## [What you should do]
Using the listing below, copy every line that mentions "大江东去".

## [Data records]
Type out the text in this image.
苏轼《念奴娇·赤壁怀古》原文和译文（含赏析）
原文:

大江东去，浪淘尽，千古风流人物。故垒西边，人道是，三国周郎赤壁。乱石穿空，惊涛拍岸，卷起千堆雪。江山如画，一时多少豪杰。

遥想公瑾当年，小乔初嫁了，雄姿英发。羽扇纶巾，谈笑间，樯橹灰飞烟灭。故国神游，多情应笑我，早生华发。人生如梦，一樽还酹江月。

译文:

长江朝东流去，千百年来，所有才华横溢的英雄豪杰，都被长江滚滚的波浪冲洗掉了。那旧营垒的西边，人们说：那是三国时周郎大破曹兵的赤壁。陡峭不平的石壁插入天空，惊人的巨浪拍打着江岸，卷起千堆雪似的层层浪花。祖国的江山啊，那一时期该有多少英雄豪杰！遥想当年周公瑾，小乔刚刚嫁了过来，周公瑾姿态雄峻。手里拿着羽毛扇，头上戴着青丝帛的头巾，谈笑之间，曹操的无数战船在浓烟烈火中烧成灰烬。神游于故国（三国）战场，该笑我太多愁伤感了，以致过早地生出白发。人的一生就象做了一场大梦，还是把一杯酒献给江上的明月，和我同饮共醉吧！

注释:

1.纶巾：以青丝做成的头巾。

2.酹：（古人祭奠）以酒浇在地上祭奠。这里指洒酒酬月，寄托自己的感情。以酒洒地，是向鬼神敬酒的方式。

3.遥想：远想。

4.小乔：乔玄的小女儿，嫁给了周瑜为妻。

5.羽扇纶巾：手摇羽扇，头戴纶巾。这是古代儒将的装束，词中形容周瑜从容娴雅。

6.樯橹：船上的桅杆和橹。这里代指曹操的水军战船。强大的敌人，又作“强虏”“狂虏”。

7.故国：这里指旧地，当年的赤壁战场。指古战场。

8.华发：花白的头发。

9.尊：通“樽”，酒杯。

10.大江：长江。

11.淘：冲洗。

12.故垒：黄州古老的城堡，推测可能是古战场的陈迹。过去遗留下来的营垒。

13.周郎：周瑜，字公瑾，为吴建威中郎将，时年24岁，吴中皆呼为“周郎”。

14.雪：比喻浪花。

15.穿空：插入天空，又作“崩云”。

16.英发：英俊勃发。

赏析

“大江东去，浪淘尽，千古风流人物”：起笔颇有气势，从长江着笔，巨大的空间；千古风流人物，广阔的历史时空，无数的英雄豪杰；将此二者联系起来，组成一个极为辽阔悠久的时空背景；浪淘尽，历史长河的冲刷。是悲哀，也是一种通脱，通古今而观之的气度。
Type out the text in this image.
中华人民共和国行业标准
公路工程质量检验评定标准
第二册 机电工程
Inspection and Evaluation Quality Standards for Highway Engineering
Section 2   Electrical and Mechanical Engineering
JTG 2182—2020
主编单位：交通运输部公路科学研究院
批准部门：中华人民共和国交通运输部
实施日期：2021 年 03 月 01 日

## [Solved exercise]
大江东去，浪淘尽，千古风流人物。故垒西边，人道是，三国周郎赤壁。乱石穿空，惊涛拍岸，卷起千堆雪。江山如画，一时多少豪杰。
“大江东去，浪淘尽，千古风流人物”：起笔颇有气势，从长江着笔，巨大的空间；千古风流人物，广阔的历史时空，无数的英雄豪杰；将此二者联系起来，组成一个极为辽阔悠久的时空背景；浪淘尽，历史长河的冲刷。是悲哀，也是一种通脱，通古今而观之的气度。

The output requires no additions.